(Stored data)
-- begin --
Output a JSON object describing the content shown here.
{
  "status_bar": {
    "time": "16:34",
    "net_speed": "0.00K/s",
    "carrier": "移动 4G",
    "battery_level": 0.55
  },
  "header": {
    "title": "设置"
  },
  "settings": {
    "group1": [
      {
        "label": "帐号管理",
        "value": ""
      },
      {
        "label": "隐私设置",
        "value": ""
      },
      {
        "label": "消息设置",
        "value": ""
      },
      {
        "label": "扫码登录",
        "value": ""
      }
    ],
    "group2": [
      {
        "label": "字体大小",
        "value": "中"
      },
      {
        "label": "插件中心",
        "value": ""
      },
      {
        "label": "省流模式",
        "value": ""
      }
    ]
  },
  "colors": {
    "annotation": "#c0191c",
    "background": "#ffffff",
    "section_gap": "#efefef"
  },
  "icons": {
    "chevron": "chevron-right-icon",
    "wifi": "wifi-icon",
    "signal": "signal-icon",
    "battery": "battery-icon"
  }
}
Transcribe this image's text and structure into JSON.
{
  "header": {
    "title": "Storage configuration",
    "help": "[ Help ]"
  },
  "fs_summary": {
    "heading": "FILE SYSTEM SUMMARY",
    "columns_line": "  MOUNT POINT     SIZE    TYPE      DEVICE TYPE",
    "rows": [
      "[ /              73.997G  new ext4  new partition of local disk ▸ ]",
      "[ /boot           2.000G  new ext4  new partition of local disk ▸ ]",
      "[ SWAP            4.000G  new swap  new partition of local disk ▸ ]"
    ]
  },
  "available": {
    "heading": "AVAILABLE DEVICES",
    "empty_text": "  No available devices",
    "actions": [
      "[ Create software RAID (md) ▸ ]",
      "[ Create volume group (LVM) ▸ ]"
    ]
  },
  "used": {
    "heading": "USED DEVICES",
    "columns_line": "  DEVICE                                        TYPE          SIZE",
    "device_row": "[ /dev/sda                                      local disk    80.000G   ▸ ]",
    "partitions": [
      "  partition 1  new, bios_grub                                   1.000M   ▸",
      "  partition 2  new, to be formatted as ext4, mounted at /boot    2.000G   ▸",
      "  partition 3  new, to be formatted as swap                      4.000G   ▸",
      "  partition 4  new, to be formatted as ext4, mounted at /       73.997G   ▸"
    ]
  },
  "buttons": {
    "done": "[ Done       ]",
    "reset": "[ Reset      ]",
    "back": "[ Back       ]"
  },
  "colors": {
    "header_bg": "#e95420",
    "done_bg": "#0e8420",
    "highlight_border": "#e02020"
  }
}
-- end --
In the entries above, find lines with "swap" and copy each.

      "[ SWAP            4.000G  new swap  new partition of local disk ▸ ]"
      "  partition 3  new, to be formatted as swap                      4.000G   ▸",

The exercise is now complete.